SUPPLIED RECORDS
--- Begin ---

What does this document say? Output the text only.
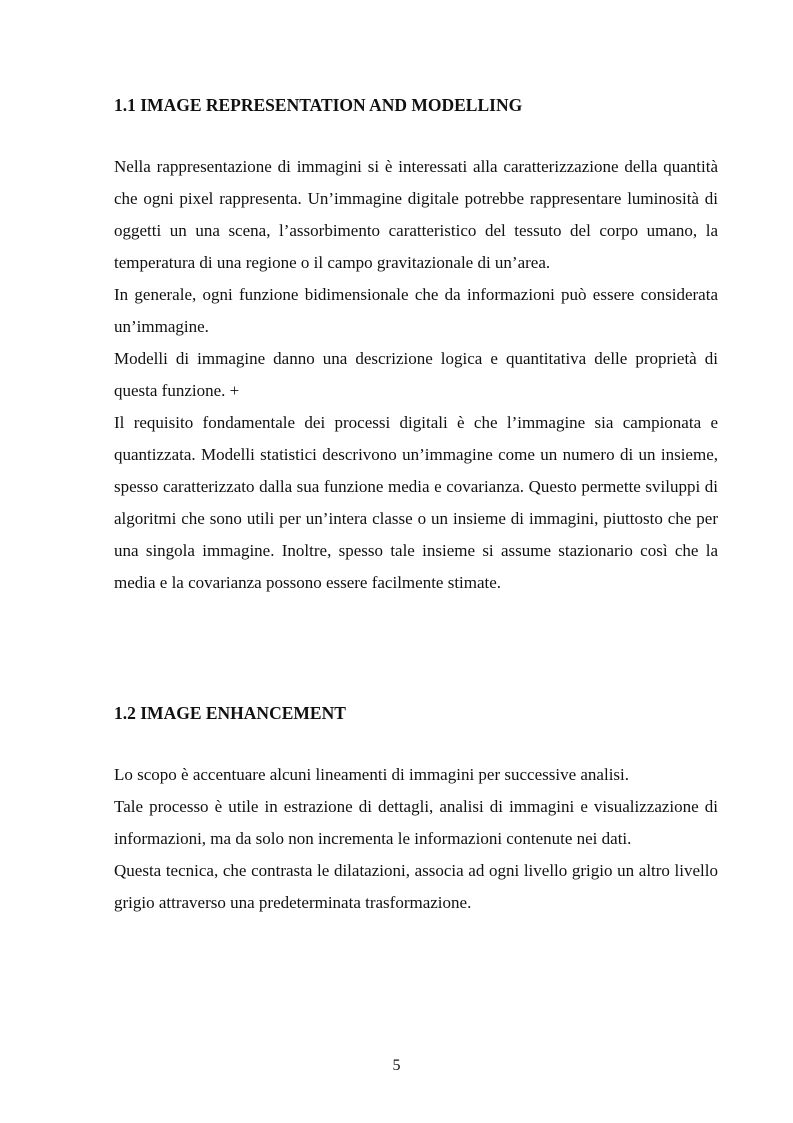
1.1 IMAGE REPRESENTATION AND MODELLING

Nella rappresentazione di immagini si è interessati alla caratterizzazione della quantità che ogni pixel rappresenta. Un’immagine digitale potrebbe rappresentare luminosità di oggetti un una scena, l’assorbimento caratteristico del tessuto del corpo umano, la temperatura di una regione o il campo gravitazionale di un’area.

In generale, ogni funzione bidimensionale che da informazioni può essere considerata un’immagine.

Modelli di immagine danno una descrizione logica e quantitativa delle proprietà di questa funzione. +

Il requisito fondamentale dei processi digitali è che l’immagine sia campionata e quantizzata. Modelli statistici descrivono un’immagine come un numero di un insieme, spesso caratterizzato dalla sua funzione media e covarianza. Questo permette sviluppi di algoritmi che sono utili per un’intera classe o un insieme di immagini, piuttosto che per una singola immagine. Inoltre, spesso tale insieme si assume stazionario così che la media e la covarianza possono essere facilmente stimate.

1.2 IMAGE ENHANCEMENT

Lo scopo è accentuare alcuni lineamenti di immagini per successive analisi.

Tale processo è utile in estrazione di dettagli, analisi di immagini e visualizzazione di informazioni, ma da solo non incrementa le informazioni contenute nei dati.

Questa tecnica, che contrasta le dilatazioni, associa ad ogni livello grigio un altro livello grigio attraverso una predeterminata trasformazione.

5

--- End ---
--- Begin ---

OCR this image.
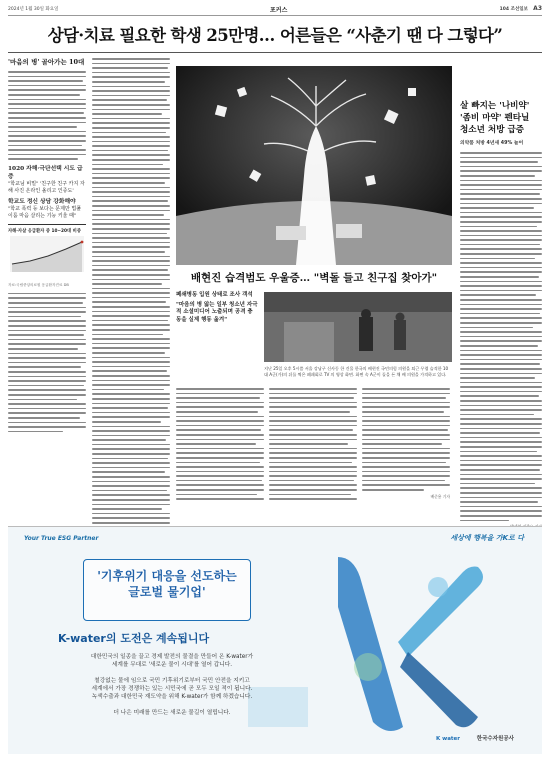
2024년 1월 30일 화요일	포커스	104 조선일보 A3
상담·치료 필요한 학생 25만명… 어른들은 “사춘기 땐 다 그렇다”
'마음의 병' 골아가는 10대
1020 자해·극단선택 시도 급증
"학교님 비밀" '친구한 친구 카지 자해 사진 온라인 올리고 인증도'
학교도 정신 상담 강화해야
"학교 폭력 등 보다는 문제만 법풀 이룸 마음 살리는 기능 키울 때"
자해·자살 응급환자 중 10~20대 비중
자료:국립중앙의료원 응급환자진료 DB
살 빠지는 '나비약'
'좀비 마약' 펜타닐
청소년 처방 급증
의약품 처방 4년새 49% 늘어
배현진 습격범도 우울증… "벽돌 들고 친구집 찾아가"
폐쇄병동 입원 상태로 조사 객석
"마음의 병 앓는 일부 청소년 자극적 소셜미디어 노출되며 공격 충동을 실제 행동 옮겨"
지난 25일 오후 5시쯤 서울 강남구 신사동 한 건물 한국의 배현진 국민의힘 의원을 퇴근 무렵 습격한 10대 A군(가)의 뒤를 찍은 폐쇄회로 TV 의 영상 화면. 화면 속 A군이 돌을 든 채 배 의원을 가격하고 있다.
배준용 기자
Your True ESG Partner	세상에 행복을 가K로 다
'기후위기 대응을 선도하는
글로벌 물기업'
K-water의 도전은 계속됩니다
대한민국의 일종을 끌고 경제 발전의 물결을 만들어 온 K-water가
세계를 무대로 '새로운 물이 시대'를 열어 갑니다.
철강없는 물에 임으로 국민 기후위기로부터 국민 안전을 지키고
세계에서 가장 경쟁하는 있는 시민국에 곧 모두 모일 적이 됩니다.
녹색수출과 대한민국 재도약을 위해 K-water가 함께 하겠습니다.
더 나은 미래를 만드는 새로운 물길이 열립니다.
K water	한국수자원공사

--- End ---
--- Begin ---

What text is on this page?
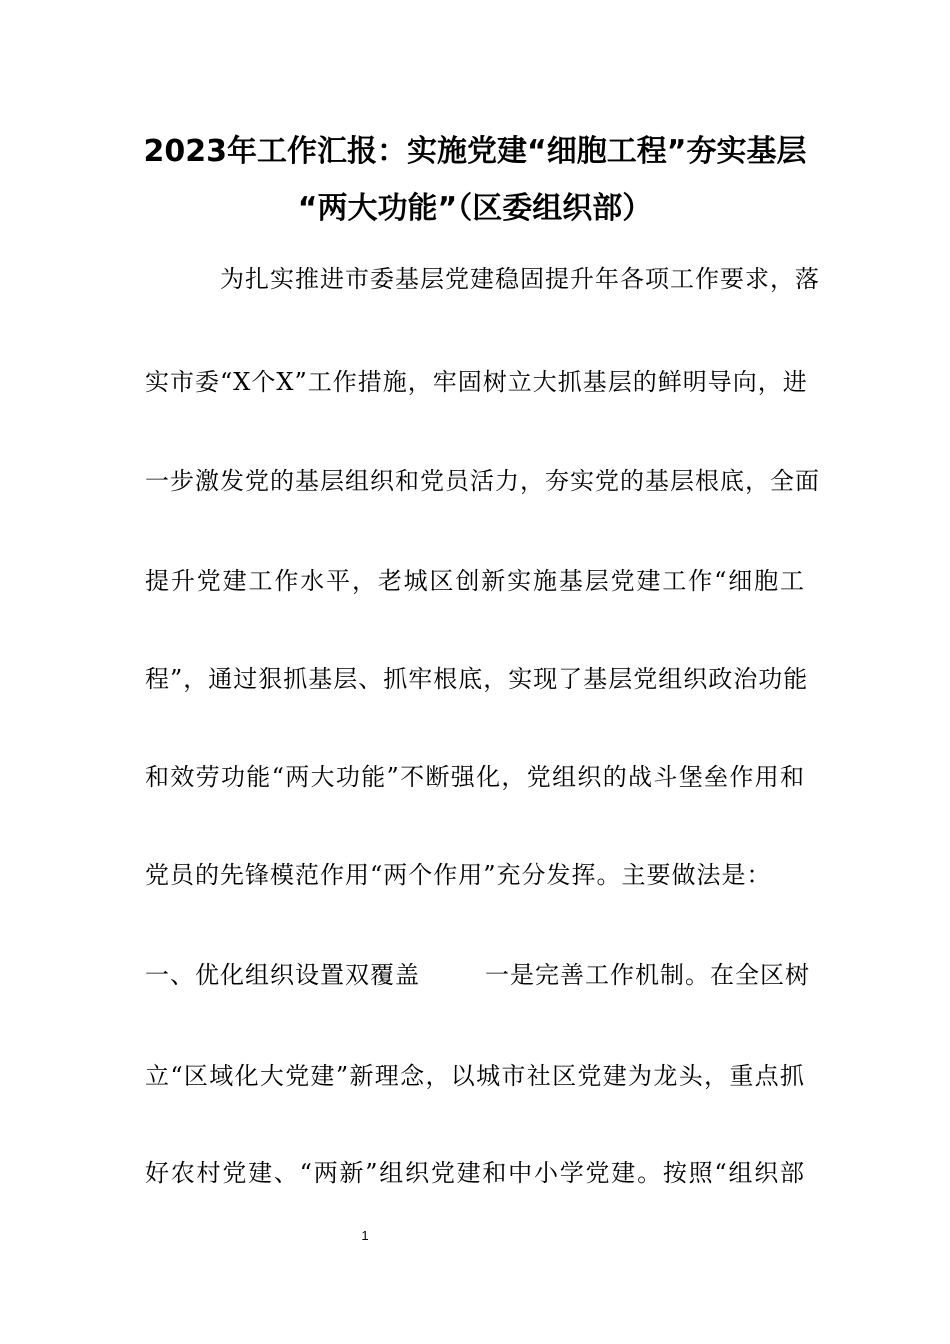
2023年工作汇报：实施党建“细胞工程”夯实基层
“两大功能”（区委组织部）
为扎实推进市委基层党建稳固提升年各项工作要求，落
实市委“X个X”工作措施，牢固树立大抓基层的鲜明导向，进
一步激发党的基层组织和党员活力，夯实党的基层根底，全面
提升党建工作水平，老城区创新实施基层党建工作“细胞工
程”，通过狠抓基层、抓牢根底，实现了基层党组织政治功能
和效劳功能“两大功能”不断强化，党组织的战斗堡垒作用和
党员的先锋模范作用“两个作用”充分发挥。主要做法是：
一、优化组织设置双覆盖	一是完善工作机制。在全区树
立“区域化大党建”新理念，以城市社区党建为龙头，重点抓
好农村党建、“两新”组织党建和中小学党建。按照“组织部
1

--- End ---

WRITTEN REQUEST
Identify each line in the entries with the word "immagini" and copy it.

TASK ANSWER
Nella rappresentazione di immagini si è interessati alla caratterizzazione della quantità che ogni pixel rappresenta. Un’immagine digitale potrebbe rappresentare luminosità di oggetti un una scena, l’assorbimento caratteristico del tessuto del corpo umano, la temperatura di una regione o il campo gravitazionale di un’area.
Il requisito fondamentale dei processi digitali è che l’immagine sia campionata e quantizzata. Modelli statistici descrivono un’immagine come un numero di un insieme, spesso caratterizzato dalla sua funzione media e covarianza. Questo permette sviluppi di algoritmi che sono utili per un’intera classe o un insieme di immagini, piuttosto che per una singola immagine. Inoltre, spesso tale insieme si assume stazionario così che la media e la covarianza possono essere facilmente stimate.
Lo scopo è accentuare alcuni lineamenti di immagini per successive analisi.
Tale processo è utile in estrazione di dettagli, analisi di immagini e visualizzazione di informazioni, ma da solo non incrementa le informazioni contenute nei dati.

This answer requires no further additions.